-- begin SUPPLIED MATERIAL --

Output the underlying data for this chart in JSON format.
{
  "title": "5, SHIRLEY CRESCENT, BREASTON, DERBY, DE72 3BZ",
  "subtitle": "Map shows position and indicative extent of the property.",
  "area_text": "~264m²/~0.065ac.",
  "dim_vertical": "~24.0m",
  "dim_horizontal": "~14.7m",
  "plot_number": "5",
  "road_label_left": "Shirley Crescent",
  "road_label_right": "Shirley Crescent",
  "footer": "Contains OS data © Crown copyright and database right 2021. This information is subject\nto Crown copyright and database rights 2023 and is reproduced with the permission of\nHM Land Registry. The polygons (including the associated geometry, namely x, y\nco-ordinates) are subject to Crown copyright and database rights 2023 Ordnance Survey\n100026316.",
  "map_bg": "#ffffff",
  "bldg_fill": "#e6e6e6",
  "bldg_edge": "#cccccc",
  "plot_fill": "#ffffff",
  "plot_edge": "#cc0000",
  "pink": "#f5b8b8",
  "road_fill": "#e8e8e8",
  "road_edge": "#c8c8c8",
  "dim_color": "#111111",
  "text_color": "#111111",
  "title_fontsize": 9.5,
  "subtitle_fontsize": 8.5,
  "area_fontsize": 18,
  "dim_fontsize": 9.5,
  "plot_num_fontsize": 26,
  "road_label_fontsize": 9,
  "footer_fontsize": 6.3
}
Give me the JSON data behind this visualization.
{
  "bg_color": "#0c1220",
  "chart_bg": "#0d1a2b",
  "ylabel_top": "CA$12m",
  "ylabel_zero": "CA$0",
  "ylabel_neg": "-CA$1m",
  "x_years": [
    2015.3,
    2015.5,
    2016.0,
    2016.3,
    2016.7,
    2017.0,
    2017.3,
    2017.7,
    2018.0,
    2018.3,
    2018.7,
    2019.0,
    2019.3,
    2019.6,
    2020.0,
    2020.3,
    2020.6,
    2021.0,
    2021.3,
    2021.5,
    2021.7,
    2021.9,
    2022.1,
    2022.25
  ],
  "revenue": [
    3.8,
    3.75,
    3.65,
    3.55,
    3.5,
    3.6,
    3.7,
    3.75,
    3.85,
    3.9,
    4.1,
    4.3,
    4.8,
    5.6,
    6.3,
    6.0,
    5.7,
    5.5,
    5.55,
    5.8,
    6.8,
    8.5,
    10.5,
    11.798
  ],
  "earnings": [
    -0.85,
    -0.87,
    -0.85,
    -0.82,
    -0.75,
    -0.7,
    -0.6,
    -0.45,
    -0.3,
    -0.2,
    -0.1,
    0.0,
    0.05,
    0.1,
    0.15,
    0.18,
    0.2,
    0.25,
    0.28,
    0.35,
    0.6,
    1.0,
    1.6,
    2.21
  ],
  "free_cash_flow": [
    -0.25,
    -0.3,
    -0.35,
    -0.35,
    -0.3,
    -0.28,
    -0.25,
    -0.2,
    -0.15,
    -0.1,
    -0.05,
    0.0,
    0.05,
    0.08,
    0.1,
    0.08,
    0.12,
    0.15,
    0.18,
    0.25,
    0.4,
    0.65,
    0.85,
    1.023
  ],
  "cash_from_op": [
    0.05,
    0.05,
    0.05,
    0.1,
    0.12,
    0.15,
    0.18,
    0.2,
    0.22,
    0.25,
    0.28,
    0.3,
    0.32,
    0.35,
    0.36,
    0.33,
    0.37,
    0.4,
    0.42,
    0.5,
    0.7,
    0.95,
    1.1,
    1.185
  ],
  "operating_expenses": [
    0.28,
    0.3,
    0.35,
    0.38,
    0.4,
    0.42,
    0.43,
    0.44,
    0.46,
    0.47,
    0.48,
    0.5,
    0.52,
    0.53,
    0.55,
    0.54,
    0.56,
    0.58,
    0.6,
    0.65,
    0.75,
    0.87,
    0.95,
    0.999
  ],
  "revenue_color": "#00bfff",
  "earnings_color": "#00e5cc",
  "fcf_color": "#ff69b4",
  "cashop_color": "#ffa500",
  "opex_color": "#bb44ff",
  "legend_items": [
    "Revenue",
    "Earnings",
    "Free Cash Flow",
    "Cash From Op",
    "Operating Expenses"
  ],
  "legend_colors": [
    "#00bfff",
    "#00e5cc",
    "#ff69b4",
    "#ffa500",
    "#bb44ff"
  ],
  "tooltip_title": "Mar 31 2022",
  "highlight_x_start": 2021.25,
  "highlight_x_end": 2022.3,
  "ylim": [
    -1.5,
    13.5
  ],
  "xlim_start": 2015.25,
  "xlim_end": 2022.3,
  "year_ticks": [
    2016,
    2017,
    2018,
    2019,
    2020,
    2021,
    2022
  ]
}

-- end SUPPLIED MATERIAL --

Quote every record above exactly.

Output the underlying data for this chart in JSON format.
{
  "title": "5, SHIRLEY CRESCENT, BREASTON, DERBY, DE72 3BZ",
  "subtitle": "Map shows position and indicative extent of the property.",
  "area_text": "~264m²/~0.065ac.",
  "dim_vertical": "~24.0m",
  "dim_horizontal": "~14.7m",
  "plot_number": "5",
  "road_label_left": "Shirley Crescent",
  "road_label_right": "Shirley Crescent",
  "footer": "Contains OS data © Crown copyright and database right 2021. This information is subject\nto Crown copyright and database rights 2023 and is reproduced with the permission of\nHM Land Registry. The polygons (including the associated geometry, namely x, y\nco-ordinates) are subject to Crown copyright and database rights 2023 Ordnance Survey\n100026316.",
  "map_bg": "#ffffff",
  "bldg_fill": "#e6e6e6",
  "bldg_edge": "#cccccc",
  "plot_fill": "#ffffff",
  "plot_edge": "#cc0000",
  "pink": "#f5b8b8",
  "road_fill": "#e8e8e8",
  "road_edge": "#c8c8c8",
  "dim_color": "#111111",
  "text_color": "#111111",
  "title_fontsize": 9.5,
  "subtitle_fontsize": 8.5,
  "area_fontsize": 18,
  "dim_fontsize": 9.5,
  "plot_num_fontsize": 26,
  "road_label_fontsize": 9,
  "footer_fontsize": 6.3
}
Give me the JSON data behind this visualization.
{
  "bg_color": "#0c1220",
  "chart_bg": "#0d1a2b",
  "ylabel_top": "CA$12m",
  "ylabel_zero": "CA$0",
  "ylabel_neg": "-CA$1m",
  "x_years": [
    2015.3,
    2015.5,
    2016.0,
    2016.3,
    2016.7,
    2017.0,
    2017.3,
    2017.7,
    2018.0,
    2018.3,
    2018.7,
    2019.0,
    2019.3,
    2019.6,
    2020.0,
    2020.3,
    2020.6,
    2021.0,
    2021.3,
    2021.5,
    2021.7,
    2021.9,
    2022.1,
    2022.25
  ],
  "revenue": [
    3.8,
    3.75,
    3.65,
    3.55,
    3.5,
    3.6,
    3.7,
    3.75,
    3.85,
    3.9,
    4.1,
    4.3,
    4.8,
    5.6,
    6.3,
    6.0,
    5.7,
    5.5,
    5.55,
    5.8,
    6.8,
    8.5,
    10.5,
    11.798
  ],
  "earnings": [
    -0.85,
    -0.87,
    -0.85,
    -0.82,
    -0.75,
    -0.7,
    -0.6,
    -0.45,
    -0.3,
    -0.2,
    -0.1,
    0.0,
    0.05,
    0.1,
    0.15,
    0.18,
    0.2,
    0.25,
    0.28,
    0.35,
    0.6,
    1.0,
    1.6,
    2.21
  ],
  "free_cash_flow": [
    -0.25,
    -0.3,
    -0.35,
    -0.35,
    -0.3,
    -0.28,
    -0.25,
    -0.2,
    -0.15,
    -0.1,
    -0.05,
    0.0,
    0.05,
    0.08,
    0.1,
    0.08,
    0.12,
    0.15,
    0.18,
    0.25,
    0.4,
    0.65,
    0.85,
    1.023
  ],
  "cash_from_op": [
    0.05,
    0.05,
    0.05,
    0.1,
    0.12,
    0.15,
    0.18,
    0.2,
    0.22,
    0.25,
    0.28,
    0.3,
    0.32,
    0.35,
    0.36,
    0.33,
    0.37,
    0.4,
    0.42,
    0.5,
    0.7,
    0.95,
    1.1,
    1.185
  ],
  "operating_expenses": [
    0.28,
    0.3,
    0.35,
    0.38,
    0.4,
    0.42,
    0.43,
    0.44,
    0.46,
    0.47,
    0.48,
    0.5,
    0.52,
    0.53,
    0.55,
    0.54,
    0.56,
    0.58,
    0.6,
    0.65,
    0.75,
    0.87,
    0.95,
    0.999
  ],
  "revenue_color": "#00bfff",
  "earnings_color": "#00e5cc",
  "fcf_color": "#ff69b4",
  "cashop_color": "#ffa500",
  "opex_color": "#bb44ff",
  "legend_items": [
    "Revenue",
    "Earnings",
    "Free Cash Flow",
    "Cash From Op",
    "Operating Expenses"
  ],
  "legend_colors": [
    "#00bfff",
    "#00e5cc",
    "#ff69b4",
    "#ffa500",
    "#bb44ff"
  ],
  "tooltip_title": "Mar 31 2022",
  "highlight_x_start": 2021.25,
  "highlight_x_end": 2022.3,
  "ylim": [
    -1.5,
    13.5
  ],
  "xlim_start": 2015.25,
  "xlim_end": 2022.3,
  "year_ticks": [
    2016,
    2017,
    2018,
    2019,
    2020,
    2021,
    2022
  ]
}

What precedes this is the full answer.